_GIVEN TASK_
Within the data below, state how many lines contain the string "Convert". Provide the number only.
====
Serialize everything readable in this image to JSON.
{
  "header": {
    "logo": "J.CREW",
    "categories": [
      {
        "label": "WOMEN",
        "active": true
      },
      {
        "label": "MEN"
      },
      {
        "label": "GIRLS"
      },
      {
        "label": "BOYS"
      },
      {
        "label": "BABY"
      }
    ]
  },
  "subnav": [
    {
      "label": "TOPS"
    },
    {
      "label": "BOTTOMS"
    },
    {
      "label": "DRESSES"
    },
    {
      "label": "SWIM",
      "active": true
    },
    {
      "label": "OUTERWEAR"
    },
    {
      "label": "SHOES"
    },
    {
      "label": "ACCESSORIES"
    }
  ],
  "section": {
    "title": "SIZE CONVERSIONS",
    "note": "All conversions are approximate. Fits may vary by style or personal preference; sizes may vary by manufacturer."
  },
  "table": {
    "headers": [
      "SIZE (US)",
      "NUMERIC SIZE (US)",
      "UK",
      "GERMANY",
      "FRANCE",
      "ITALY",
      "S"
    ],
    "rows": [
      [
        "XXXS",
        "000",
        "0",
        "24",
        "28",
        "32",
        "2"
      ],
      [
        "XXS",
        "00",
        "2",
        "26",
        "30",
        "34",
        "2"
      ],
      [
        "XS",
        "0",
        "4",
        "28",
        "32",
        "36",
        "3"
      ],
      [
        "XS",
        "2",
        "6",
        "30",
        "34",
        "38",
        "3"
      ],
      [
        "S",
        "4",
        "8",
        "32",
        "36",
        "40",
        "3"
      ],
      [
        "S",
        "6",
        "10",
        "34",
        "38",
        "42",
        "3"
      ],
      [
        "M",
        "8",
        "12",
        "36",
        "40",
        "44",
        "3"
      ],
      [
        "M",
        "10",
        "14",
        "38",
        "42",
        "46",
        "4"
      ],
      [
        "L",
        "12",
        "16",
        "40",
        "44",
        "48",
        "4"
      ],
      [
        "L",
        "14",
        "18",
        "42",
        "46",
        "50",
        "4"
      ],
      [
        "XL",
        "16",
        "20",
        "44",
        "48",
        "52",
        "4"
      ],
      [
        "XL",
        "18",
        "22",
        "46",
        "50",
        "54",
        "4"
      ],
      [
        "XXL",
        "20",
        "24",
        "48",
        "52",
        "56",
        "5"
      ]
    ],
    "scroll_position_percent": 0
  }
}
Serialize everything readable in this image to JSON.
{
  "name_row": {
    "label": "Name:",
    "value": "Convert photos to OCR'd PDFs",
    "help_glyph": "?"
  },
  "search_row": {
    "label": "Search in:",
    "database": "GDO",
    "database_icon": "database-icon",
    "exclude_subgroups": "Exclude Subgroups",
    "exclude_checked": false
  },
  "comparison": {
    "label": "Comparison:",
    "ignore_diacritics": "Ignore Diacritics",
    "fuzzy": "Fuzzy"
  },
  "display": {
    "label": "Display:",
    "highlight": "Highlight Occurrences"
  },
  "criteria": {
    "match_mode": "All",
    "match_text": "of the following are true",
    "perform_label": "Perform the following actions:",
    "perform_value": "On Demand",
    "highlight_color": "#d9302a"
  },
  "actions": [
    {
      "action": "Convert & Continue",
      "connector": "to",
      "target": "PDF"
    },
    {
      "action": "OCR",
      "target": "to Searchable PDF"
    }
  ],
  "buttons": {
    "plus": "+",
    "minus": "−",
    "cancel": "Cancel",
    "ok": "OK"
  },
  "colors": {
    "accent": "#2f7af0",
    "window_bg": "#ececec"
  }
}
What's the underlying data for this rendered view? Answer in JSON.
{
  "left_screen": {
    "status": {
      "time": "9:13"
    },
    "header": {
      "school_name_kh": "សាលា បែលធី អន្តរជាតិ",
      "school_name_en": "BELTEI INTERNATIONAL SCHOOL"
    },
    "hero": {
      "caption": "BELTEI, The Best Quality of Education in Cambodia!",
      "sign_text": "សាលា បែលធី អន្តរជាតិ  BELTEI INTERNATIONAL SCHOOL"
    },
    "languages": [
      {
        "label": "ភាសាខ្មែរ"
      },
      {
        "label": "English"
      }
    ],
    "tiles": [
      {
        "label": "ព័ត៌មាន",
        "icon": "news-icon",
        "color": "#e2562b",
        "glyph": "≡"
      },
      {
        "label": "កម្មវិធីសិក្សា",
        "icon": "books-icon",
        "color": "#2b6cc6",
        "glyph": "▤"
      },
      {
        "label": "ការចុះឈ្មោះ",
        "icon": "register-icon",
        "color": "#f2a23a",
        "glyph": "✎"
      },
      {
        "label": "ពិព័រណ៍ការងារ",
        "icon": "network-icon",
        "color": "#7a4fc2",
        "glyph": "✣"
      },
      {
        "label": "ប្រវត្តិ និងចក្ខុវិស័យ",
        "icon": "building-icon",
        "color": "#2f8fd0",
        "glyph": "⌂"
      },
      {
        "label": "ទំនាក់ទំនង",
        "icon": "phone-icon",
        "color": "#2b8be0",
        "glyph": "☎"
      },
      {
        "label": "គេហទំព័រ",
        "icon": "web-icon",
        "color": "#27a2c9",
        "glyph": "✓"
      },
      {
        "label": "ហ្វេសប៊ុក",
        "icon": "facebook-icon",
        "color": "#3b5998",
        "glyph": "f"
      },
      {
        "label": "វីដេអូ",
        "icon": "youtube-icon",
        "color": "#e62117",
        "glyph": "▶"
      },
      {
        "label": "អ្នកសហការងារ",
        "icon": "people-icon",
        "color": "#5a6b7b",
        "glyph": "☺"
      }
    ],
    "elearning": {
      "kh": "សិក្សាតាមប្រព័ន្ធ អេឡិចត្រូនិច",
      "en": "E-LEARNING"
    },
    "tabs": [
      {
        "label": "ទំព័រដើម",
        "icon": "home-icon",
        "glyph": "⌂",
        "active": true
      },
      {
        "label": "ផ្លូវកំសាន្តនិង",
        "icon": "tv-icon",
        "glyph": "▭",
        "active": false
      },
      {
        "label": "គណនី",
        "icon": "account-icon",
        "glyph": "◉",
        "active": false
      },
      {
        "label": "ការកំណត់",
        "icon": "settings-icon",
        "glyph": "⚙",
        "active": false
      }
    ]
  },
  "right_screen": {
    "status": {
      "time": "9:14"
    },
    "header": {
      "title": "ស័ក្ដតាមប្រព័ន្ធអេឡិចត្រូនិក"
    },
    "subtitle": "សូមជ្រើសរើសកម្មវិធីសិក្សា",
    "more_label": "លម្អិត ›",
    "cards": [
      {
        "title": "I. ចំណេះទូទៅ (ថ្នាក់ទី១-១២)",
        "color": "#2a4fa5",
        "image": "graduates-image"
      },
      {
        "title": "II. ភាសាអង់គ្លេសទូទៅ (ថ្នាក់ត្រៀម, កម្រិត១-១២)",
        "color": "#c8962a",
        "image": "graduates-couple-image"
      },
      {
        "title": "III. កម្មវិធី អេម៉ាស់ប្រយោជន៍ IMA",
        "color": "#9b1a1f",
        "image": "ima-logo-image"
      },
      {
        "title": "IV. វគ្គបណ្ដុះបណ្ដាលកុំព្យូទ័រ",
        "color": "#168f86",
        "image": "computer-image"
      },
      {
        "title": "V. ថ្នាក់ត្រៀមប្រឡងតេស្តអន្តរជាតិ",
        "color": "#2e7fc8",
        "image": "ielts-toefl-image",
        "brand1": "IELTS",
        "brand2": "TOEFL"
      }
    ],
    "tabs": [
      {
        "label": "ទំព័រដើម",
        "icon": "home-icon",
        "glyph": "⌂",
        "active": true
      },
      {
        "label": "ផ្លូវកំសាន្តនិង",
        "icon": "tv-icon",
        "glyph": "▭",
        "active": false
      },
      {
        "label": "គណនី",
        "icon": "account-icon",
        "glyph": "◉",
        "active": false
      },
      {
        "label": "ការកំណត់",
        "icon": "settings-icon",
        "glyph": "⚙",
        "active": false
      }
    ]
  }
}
====
_RESPONSE BELOW_
2